## Task brief
Pictures do not belong in the copy; quote every entry below exactly.

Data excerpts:
● ● ● ● ●
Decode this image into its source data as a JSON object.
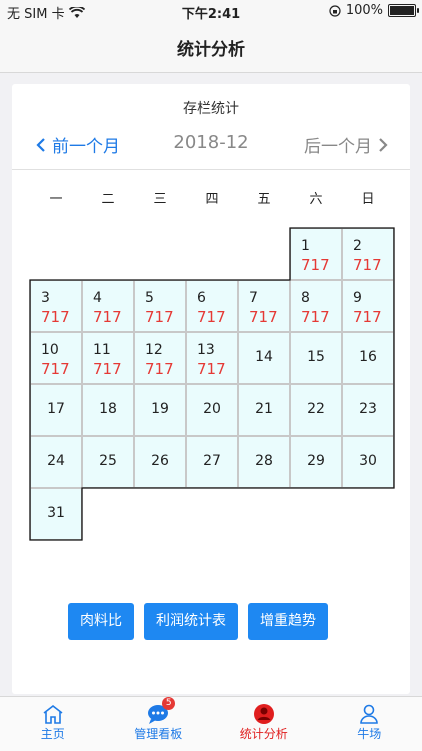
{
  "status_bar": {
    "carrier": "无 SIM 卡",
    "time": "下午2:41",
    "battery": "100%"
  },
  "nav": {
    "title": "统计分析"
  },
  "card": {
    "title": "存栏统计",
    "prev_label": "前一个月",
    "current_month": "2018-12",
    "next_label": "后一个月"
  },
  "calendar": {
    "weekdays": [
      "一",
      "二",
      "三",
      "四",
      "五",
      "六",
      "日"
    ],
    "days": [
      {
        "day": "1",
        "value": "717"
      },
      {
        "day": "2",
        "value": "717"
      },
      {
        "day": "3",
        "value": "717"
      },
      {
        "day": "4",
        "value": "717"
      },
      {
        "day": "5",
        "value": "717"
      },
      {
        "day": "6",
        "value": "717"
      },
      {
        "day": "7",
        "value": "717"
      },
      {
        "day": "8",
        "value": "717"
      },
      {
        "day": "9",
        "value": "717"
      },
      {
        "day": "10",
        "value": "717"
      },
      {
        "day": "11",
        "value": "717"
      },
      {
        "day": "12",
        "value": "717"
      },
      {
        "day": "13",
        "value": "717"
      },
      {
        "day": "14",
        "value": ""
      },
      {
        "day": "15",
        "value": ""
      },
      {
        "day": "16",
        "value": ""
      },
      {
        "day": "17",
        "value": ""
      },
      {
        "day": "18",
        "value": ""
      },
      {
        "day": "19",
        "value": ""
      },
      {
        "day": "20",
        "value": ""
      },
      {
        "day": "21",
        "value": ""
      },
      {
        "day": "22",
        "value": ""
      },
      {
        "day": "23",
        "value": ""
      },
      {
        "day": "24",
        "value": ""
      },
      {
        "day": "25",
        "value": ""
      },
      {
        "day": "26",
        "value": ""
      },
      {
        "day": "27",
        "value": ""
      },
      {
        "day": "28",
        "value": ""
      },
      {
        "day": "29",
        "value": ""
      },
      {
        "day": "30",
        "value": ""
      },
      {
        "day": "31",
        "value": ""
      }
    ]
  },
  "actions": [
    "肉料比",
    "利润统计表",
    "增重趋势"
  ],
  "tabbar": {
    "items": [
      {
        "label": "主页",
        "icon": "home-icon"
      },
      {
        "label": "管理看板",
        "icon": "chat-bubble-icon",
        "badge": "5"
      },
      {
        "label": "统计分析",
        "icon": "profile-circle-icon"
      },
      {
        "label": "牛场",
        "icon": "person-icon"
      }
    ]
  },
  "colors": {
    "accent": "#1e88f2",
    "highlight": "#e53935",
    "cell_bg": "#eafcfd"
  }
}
● ● ● ● ●
## Solved exercise
Decode this image into its source data as a JSON object.
{
  "status_bar": {
    "carrier": "无 SIM 卡",
    "time": "下午2:41",
    "battery": "100%"
  },
  "nav": {
    "title": "统计分析"
  },
  "card": {
    "title": "存栏统计",
    "prev_label": "前一个月",
    "current_month": "2018-12",
    "next_label": "后一个月"
  },
  "calendar": {
    "weekdays": [
      "一",
      "二",
      "三",
      "四",
      "五",
      "六",
      "日"
    ],
    "days": [
      {
        "day": "1",
        "value": "717"
      },
      {
        "day": "2",
        "value": "717"
      },
      {
        "day": "3",
        "value": "717"
      },
      {
        "day": "4",
        "value": "717"
      },
      {
        "day": "5",
        "value": "717"
      },
      {
        "day": "6",
        "value": "717"
      },
      {
        "day": "7",
        "value": "717"
      },
      {
        "day": "8",
        "value": "717"
      },
      {
        "day": "9",
        "value": "717"
      },
      {
        "day": "10",
        "value": "717"
      },
      {
        "day": "11",
        "value": "717"
      },
      {
        "day": "12",
        "value": "717"
      },
      {
        "day": "13",
        "value": "717"
      },
      {
        "day": "14",
        "value": ""
      },
      {
        "day": "15",
        "value": ""
      },
      {
        "day": "16",
        "value": ""
      },
      {
        "day": "17",
        "value": ""
      },
      {
        "day": "18",
        "value": ""
      },
      {
        "day": "19",
        "value": ""
      },
      {
        "day": "20",
        "value": ""
      },
      {
        "day": "21",
        "value": ""
      },
      {
        "day": "22",
        "value": ""
      },
      {
        "day": "23",
        "value": ""
      },
      {
        "day": "24",
        "value": ""
      },
      {
        "day": "25",
        "value": ""
      },
      {
        "day": "26",
        "value": ""
      },
      {
        "day": "27",
        "value": ""
      },
      {
        "day": "28",
        "value": ""
      },
      {
        "day": "29",
        "value": ""
      },
      {
        "day": "30",
        "value": ""
      },
      {
        "day": "31",
        "value": ""
      }
    ]
  },
  "actions": [
    "肉料比",
    "利润统计表",
    "增重趋势"
  ],
  "tabbar": {
    "items": [
      {
        "label": "主页",
        "icon": "home-icon"
      },
      {
        "label": "管理看板",
        "icon": "chat-bubble-icon",
        "badge": "5"
      },
      {
        "label": "统计分析",
        "icon": "profile-circle-icon"
      },
      {
        "label": "牛场",
        "icon": "person-icon"
      }
    ]
  },
  "colors": {
    "accent": "#1e88f2",
    "highlight": "#e53935",
    "cell_bg": "#eafcfd"
  }
}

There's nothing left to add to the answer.